(Potongan Teks):
---

Dalam perjalanan menuju sekolah, aku melihat dengan mata kepala sendiri seorang pemuda yang berseragam SMP mengobrol dengan pedagang surabi di pinggir jalan. Lalu aku menyapanya dengan kata-kata, "Djalu, masuk SMA Mutbun?" "Iya." Lalu kami berdua melangkah bersama-sama sampai ke gerbang sekolah dan berpencar sejurus kemudian. Begitu melewati gerbang sekolah aku menjumpai seorang gadis remaja yang belum lama ini pulang merantau dari Tanah Belgia nun jauh di Eropa sana. Ia mengajakku bicara sambil melambaikan tangan hingga aku menerima perintah untuk berbicara Bahasa Belanda darinya. "Ik ben zeer goed, dank u well." (Kabarku sangat baik, terima kasih.) Tuturku singkat. "Vandaag ik vertrek naar de school." (Hari ini saya berangkat ke sekolah) saat menjelaskan arti kalimat Belandaku pada Rifka, gadis perantau dari Belgia yang aku maksud.

Selanjutnya ia menyuruhku menaruh tas di labkom dan turun lagi agar bisa menyambut para siswa baru. Aku pun menuruti perintah Cici (panggilan akrab Rifka) tetapi saat sampai di bawah aku justru sibuk mencari-cari si gadis bunga. Kemana dia? Mengapa dia belum datang? Aku terus berdiri di halaman lapangan futsal walau tak mematung selama hampir setengah jam. Menjelang pukul 07.30 WIB, barulah si gadis bunga muncul di hadapanku. Dengan cepat aku menyambar langkah di hari pertamanya masuk sekolah sambil telapak tangan terangkat di udara sebagai pertanda minta "tos." Si gadis bunga menuruti permintaanku dan disambut oleh kalimat berbunyi "Euuh Aldi bisa ya" dari Febi tak jauh di belakangku.

---

(Cuplikan Data):
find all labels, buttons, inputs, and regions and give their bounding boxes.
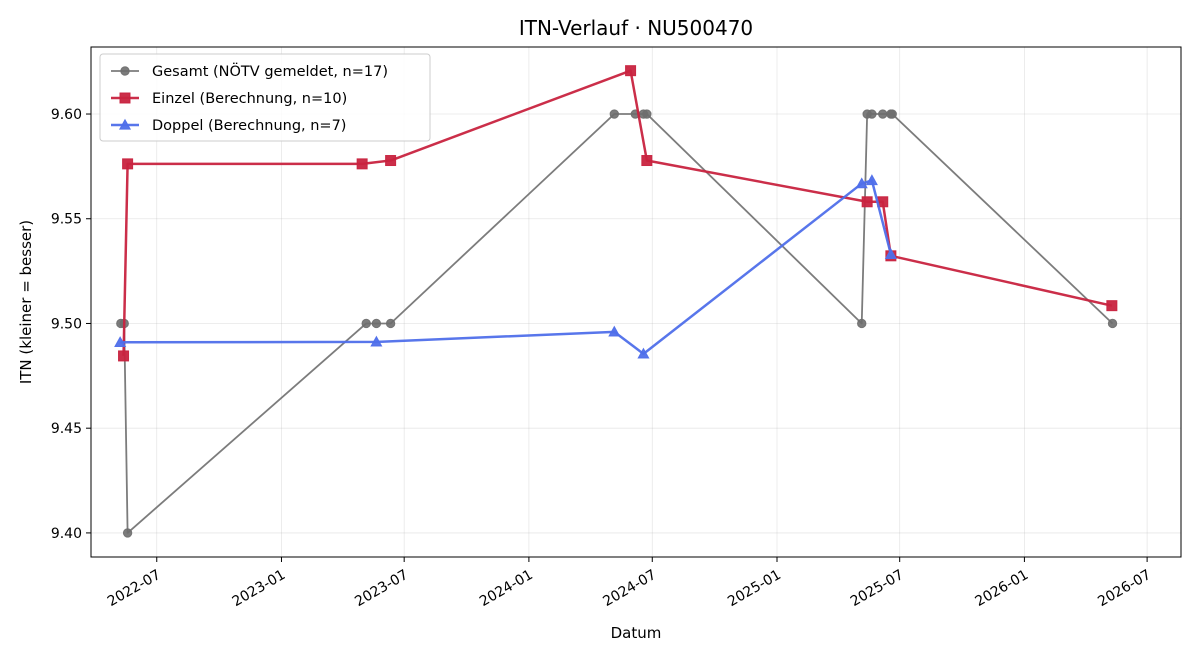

---

(Perintah Latihan):
a: Ganti sebutan "lapangan futsal" menjadi "lapangan basket", lalu tulis ulang bagian cerita hari pertama sekolah yang dimulai dengan "Selanjutnya ia menyuruhku" dan berlanjut hingga "jauh di belakangku.".
b: Tolong lanjutkan cerita hari pertama sekolah itu, dimulai setelah kalimat terakhirnya.

(Jawaban Tiap Tugas):
a:
Selanjutnya ia menyuruhku menaruh tas di labkom dan turun lagi agar bisa menyambut para siswa baru. Aku pun menuruti perintah Cici (panggilan akrab Rifka) tetapi saat sampai di bawah aku justru sibuk mencari-cari si gadis bunga. Kemana dia? Mengapa dia belum datang? Aku terus berdiri di halaman lapangan basket walau tak mematung selama hampir setengah jam. Menjelang pukul 07.30 WIB, barulah si gadis bunga muncul di hadapanku. Dengan cepat aku menyambar langkah di hari pertamanya masuk sekolah sambil telapak tangan terangkat di udara sebagai pertanda minta "tos." Si gadis bunga menuruti permintaanku dan disambut oleh kalimat berbunyi "Euuh Aldi bisa ya" dari Febi tak jauh di belakangku.

b:
Usai ber-tos tangan, aku membiarkan langkah si gadis bunga hingga ke areal belakang sekolah. Di pagi itu aku bertemu dengan Radhia dan Audi, dua orang teman yang saat kelas 11 tahun lalu pergi merantau ke Swiss dan Jerman demi mengikuti program pertukaran pelajar. Tak lama berselang, suasana di aula sudah ramai oleh siswa-siswi baru juga siswa-siswi Kelas 11-12 yang akan menunaikan ibadah Shalat Dhuha sebanyak empat rakaat saat matahari belum naik terlalu tinggi. Begitu beres Shalat Dhuha, pembacaan doa dipimpin oleh Sulthan & Abdih sang komandan waktu Dhuha dilanjut dengan tilawah Surat An-Naba ayat 1-15.

Dalam sambutannya selepas shalat Dhuha, Bu Lala membocorkan sedikit mengenai kegiatan di SMA kepada murid kelas 10 seperti pemilihan jurusan, sistem kakak wali, dan lain sebagainya sebelum kegiatan berlanjut pada persiapan welcoming day untuk esok hari bagi murid kelas 11-12 dan school touring bagi murid kelas 10. Hanya sesaat sebelum acara latihan dimulai, kami para murid kelas 12 IPS sempat berkumpul di sebuah ruangan untuk mendapat pesan khusus dari Bu Nisa, guru Ekonomi yang mulai tahun ini tidak akan mengajar lagi di SMA karena akan merintis karier di daerah Bintaro, Jakarta. Tangis pun pecah ketika mendengar itu, namun tangis bisa pudar dalam sekejap saat pertemuan diakhiri dengan foto selfie.

Susunan panitia dan rangkaian acara welcoming day tidak jauh berbeda dengan wisuda kelas 12 lebih dari dua bulan lalu hanya saja proses inagurasi dalam welcoming day dihapus. Masih sama seperti wisuda, aku didapuk menjadi punggawa dalam tim tari bersama Audia, Miko dan Bowo. Kami berlatih bersama tim penari Merak yang terdiri dari Reyna, Millenia, Sarah dan Kika. Saat latihan sempat terjadi beberapa kali kesalahan sehingga kami harus mengulangi gerakannya dan latihan gabungan baru resmi berakhir pukul 12.15 WIB saat adzan Dzuhur telah selesai berkumandang.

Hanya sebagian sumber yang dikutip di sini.